- [WORK TO DO]
Check each line of the material below, and copy it if it holds the string "Flux".

· · · · ·

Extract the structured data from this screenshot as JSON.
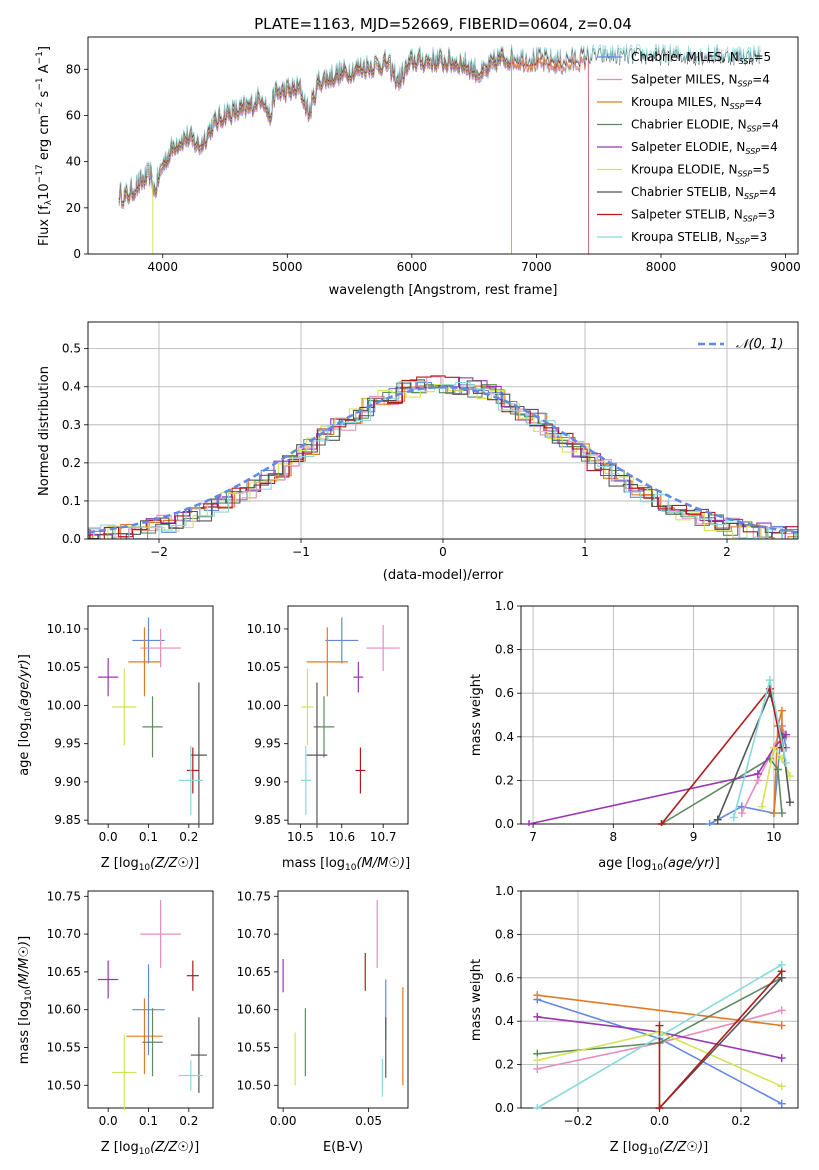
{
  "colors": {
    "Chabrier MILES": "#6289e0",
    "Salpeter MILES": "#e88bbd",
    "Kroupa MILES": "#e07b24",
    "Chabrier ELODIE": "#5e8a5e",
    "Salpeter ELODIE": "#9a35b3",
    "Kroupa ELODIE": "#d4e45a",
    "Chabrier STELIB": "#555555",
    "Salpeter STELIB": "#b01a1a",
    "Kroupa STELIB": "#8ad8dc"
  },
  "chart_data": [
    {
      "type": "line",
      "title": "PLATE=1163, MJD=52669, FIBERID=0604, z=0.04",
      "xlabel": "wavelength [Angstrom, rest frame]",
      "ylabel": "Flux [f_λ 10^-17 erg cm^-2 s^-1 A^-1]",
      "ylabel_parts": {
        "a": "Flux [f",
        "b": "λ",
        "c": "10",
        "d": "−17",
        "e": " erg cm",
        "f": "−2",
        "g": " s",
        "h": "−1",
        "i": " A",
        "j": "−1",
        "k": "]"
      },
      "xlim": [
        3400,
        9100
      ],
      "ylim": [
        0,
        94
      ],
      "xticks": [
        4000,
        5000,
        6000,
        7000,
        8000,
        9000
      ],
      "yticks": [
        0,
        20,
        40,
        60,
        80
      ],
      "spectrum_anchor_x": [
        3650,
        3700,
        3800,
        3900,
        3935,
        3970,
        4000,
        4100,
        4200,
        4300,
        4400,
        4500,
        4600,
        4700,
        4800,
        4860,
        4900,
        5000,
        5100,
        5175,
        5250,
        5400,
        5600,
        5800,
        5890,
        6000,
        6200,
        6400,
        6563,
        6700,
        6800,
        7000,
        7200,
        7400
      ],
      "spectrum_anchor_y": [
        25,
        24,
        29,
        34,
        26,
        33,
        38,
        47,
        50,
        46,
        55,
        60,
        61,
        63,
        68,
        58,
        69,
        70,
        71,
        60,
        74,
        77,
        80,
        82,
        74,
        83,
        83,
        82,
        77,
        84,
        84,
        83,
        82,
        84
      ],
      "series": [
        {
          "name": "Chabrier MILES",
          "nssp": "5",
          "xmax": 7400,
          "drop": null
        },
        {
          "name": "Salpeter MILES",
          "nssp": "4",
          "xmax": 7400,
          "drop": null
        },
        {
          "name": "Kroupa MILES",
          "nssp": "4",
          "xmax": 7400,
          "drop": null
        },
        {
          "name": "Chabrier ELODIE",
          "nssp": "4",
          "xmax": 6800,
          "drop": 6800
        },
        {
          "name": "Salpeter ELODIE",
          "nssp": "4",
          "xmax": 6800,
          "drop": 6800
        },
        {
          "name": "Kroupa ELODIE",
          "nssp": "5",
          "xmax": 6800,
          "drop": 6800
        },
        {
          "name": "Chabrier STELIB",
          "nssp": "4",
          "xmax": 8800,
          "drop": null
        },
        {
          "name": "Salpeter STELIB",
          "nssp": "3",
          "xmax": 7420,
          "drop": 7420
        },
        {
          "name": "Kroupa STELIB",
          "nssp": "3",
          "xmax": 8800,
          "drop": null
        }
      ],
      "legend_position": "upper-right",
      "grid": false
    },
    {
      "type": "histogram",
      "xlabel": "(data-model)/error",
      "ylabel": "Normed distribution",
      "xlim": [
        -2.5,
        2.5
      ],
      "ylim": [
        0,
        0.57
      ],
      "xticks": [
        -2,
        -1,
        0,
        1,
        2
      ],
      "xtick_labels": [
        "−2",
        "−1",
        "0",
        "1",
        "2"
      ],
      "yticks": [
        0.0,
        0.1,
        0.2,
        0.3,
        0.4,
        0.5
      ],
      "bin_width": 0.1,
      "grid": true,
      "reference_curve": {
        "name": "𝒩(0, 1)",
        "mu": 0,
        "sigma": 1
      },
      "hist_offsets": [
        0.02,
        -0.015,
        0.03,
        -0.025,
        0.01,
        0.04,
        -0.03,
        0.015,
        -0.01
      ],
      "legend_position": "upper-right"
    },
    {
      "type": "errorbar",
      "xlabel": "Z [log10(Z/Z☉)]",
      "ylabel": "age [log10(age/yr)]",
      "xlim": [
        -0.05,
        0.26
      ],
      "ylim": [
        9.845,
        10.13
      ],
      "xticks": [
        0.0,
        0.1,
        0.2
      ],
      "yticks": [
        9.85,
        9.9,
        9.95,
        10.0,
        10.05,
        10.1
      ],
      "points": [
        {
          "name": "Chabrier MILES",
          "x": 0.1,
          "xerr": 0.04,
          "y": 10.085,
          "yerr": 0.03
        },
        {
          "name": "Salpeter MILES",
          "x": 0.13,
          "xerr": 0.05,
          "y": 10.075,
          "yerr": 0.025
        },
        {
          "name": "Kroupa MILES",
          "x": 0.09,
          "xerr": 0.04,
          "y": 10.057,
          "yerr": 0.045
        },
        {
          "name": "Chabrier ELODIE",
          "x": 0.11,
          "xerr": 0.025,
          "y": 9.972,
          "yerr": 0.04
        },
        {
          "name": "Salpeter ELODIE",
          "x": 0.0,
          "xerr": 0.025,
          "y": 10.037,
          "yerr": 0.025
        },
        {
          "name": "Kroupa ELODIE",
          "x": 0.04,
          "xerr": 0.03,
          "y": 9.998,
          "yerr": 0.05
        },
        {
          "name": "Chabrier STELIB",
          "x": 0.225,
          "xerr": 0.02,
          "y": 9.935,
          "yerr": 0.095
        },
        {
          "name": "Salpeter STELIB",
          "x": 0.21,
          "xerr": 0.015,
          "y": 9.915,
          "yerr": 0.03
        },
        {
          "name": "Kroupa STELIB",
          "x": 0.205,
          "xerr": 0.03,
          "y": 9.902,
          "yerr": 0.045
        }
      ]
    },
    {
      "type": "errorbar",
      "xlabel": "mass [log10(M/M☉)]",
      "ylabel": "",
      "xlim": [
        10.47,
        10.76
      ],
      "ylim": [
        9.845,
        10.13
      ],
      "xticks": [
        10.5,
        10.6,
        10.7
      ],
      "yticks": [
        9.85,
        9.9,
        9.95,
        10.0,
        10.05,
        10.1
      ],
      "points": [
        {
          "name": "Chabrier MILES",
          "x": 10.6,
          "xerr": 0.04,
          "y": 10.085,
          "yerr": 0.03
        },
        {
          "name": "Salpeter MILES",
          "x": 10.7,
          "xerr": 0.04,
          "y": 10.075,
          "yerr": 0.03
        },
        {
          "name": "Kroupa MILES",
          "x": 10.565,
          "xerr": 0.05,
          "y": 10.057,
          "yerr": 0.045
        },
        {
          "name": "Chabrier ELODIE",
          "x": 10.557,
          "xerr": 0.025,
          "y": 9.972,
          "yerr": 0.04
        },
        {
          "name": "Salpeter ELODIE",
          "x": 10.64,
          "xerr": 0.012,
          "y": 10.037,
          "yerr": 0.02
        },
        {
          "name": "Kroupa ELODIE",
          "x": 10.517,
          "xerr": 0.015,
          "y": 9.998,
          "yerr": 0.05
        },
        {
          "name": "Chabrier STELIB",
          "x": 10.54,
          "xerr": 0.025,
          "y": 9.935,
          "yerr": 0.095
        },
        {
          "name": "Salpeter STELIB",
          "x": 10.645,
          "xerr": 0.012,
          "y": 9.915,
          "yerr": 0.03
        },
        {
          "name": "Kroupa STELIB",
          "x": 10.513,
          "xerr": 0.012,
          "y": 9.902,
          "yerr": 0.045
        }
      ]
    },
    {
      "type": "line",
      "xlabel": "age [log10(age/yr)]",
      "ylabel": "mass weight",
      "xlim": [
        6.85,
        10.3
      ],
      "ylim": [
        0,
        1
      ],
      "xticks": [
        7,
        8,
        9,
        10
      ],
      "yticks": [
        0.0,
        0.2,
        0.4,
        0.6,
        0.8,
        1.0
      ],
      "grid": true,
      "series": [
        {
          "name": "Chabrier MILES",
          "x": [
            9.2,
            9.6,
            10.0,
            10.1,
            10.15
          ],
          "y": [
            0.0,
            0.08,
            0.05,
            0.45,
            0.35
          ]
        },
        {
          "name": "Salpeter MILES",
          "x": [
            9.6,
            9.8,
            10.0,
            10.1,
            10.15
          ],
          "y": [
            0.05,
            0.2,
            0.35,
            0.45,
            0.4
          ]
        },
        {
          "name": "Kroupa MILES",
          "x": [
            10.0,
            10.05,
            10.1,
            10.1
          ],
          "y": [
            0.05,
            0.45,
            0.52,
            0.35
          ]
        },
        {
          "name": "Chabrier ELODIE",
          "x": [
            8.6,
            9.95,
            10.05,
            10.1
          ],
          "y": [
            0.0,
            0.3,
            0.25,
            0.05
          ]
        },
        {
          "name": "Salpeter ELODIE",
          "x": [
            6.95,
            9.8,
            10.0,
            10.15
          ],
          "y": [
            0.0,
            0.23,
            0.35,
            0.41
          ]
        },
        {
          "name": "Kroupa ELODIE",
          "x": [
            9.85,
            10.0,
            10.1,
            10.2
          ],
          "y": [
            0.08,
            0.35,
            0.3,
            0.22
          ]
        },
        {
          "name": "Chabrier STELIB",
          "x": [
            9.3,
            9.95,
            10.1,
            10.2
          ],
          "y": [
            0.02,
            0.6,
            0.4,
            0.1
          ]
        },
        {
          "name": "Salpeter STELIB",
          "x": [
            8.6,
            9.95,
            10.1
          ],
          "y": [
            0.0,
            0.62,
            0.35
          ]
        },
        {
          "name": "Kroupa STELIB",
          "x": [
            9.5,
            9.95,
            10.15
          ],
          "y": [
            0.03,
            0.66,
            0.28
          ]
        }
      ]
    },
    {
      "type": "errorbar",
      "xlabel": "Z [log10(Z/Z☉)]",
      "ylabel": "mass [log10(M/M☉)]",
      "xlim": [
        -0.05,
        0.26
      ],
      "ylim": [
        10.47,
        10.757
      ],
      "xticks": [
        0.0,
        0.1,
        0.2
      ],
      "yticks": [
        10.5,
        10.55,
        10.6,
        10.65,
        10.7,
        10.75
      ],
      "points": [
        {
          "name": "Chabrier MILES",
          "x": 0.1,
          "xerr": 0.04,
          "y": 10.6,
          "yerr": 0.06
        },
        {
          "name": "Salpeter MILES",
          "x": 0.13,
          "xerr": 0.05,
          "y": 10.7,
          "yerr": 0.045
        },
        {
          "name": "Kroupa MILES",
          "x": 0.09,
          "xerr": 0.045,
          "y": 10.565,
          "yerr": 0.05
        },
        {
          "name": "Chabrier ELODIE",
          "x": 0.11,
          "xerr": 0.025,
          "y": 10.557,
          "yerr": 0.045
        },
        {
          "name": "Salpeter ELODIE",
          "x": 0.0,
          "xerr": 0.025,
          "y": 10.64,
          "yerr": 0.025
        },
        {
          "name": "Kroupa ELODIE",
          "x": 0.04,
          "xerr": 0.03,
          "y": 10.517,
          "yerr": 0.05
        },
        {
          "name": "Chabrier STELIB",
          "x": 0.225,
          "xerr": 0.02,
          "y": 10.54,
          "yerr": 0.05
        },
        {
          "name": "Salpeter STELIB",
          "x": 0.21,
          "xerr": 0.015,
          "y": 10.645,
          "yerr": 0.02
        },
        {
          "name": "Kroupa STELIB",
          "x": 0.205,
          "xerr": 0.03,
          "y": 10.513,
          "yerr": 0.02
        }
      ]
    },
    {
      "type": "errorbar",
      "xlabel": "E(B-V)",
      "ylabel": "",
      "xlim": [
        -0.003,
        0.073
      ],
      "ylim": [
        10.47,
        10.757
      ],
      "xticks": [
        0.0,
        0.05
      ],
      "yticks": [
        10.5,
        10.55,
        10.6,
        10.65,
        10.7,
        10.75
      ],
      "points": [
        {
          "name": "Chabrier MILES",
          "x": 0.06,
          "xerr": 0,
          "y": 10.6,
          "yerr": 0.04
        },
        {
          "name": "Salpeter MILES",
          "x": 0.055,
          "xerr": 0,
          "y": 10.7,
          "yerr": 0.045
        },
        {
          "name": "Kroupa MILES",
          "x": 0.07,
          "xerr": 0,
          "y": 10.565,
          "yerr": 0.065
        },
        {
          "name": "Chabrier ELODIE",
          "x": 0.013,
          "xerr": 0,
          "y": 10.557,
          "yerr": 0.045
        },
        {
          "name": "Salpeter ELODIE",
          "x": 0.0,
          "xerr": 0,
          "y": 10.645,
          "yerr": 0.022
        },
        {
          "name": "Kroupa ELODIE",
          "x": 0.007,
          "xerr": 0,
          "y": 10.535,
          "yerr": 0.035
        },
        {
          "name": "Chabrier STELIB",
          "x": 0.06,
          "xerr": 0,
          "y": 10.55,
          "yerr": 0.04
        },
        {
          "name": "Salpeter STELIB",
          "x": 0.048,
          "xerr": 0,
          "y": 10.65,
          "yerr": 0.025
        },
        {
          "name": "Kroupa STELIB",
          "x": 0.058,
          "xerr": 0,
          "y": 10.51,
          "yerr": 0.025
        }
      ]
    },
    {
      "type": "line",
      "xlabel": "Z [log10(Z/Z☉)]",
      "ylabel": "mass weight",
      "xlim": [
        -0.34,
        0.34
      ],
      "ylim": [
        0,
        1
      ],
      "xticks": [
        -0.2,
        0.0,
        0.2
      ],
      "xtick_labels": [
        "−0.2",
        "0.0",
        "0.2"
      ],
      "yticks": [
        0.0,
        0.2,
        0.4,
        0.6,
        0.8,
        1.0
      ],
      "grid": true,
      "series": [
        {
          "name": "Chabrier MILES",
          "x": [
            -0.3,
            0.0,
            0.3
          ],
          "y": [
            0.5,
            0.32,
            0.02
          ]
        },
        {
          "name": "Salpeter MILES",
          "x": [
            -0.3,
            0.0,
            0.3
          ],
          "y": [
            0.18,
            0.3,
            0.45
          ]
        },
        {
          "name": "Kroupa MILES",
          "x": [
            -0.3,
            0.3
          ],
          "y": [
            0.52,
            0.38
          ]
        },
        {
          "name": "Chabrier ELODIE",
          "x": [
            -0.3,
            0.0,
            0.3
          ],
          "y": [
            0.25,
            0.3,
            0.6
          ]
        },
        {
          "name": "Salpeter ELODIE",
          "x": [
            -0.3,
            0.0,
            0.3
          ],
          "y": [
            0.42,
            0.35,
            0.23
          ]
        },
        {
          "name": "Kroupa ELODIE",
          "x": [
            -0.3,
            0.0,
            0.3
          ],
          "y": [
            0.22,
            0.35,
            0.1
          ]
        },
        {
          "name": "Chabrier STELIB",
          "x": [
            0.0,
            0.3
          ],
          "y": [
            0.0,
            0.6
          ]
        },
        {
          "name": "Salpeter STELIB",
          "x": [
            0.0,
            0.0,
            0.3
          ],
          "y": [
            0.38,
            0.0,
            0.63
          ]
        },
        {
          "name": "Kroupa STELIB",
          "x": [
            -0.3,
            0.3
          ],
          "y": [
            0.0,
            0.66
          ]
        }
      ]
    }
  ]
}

· · · · ·

- [ANSWER]
      "ylabel": "Flux [f_λ 10^-17 erg cm^-2 s^-1 A^-1]",
        "a": "Flux [f",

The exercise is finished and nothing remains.